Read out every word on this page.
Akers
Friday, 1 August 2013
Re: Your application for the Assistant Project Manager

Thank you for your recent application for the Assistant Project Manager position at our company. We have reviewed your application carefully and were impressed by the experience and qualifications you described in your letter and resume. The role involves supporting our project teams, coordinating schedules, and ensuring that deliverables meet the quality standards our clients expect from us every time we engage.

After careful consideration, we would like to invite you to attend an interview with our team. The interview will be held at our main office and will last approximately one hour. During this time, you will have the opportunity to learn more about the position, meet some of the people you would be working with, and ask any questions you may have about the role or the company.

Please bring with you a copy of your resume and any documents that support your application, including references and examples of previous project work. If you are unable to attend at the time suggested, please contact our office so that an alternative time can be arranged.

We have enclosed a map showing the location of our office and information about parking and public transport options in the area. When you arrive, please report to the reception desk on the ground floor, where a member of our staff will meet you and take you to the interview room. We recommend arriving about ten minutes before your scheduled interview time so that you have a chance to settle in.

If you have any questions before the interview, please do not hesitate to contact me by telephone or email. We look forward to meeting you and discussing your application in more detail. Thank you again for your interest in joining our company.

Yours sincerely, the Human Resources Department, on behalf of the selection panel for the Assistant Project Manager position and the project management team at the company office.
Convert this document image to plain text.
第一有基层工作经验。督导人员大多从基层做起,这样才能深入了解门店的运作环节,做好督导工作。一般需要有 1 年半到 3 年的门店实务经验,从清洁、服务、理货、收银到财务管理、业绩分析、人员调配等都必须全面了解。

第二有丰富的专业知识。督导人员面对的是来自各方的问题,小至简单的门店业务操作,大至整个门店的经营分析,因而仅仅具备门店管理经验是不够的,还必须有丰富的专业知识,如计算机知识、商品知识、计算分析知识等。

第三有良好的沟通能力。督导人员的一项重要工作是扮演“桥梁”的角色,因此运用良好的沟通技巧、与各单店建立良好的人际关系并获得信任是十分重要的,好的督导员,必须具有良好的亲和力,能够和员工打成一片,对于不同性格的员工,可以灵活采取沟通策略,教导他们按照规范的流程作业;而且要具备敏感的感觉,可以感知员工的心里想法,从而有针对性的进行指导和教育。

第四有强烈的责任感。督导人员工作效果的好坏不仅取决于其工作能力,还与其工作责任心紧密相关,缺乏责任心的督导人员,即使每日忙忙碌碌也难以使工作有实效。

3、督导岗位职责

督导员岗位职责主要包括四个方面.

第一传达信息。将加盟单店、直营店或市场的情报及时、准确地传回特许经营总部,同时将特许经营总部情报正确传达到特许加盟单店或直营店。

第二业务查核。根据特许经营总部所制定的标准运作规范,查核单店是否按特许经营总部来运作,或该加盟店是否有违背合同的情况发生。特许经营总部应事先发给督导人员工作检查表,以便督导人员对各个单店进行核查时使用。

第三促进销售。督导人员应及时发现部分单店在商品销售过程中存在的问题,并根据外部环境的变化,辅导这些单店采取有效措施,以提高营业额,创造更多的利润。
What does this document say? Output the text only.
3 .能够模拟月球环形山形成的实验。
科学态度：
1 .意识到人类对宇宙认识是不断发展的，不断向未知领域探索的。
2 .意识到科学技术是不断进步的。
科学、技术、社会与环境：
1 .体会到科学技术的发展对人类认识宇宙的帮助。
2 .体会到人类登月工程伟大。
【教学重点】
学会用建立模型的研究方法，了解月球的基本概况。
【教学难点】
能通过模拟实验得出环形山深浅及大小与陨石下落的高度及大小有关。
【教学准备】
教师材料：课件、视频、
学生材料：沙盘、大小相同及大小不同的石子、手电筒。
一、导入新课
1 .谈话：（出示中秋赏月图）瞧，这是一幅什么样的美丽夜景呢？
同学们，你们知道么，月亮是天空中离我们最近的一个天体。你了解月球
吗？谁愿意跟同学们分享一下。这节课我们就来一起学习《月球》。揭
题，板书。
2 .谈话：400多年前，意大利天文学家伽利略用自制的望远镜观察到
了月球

******************************

> [What is expected]:
Report the number of lines of the listing above that hold the string "every", with no other text.

> [Task answer]:
2